Supplied information »
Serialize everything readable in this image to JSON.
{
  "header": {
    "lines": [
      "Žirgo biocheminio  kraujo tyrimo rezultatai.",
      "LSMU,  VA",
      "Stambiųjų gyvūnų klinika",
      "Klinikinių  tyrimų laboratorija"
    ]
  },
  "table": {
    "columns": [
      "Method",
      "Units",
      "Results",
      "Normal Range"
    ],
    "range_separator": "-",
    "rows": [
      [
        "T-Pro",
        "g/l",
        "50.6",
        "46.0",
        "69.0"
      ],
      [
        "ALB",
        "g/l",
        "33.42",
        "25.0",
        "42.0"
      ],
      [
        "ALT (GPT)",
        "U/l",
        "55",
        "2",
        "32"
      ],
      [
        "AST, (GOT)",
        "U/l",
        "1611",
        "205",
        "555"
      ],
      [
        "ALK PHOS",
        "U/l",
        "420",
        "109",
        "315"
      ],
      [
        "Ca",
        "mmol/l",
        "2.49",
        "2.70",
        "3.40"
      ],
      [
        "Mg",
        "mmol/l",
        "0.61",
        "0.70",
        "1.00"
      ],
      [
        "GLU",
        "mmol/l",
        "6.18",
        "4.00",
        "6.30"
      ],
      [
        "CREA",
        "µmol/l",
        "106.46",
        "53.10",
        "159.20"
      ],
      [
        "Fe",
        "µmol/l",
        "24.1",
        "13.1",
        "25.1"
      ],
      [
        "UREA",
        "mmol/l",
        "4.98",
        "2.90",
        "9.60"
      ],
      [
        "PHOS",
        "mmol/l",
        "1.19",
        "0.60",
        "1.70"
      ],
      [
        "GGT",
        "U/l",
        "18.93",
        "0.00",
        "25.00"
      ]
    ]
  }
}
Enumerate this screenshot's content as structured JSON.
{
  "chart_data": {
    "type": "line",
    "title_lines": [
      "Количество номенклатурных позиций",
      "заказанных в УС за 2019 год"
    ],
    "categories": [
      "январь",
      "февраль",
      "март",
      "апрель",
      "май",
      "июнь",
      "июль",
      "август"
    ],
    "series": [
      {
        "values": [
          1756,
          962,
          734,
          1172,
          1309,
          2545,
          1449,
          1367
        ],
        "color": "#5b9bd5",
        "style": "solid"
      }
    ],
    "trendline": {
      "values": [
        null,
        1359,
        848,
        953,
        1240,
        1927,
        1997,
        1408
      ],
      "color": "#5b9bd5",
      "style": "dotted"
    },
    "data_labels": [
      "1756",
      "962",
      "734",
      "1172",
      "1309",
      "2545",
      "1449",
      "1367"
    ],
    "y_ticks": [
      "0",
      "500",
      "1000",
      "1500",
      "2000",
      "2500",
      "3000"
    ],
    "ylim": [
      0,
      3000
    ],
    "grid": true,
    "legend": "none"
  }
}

Challenge » The lines to reproduce run from the line containing "Enumerate this screenshot's" to the end of the listing; write them out exactly and add nothing.

Result »
Enumerate this screenshot's content as structured JSON.
{
  "chart_data": {
    "type": "line",
    "title_lines": [
      "Количество номенклатурных позиций",
      "заказанных в УС за 2019 год"
    ],
    "categories": [
      "январь",
      "февраль",
      "март",
      "апрель",
      "май",
      "июнь",
      "июль",
      "август"
    ],
    "series": [
      {
        "values": [
          1756,
          962,
          734,
          1172,
          1309,
          2545,
          1449,
          1367
        ],
        "color": "#5b9bd5",
        "style": "solid"
      }
    ],
    "trendline": {
      "values": [
        null,
        1359,
        848,
        953,
        1240,
        1927,
        1997,
        1408
      ],
      "color": "#5b9bd5",
      "style": "dotted"
    },
    "data_labels": [
      "1756",
      "962",
      "734",
      "1172",
      "1309",
      "2545",
      "1449",
      "1367"
    ],
    "y_ticks": [
      "0",
      "500",
      "1000",
      "1500",
      "2000",
      "2500",
      "3000"
    ],
    "ylim": [
      0,
      3000
    ],
    "grid": true,
    "legend": "none"
  }
}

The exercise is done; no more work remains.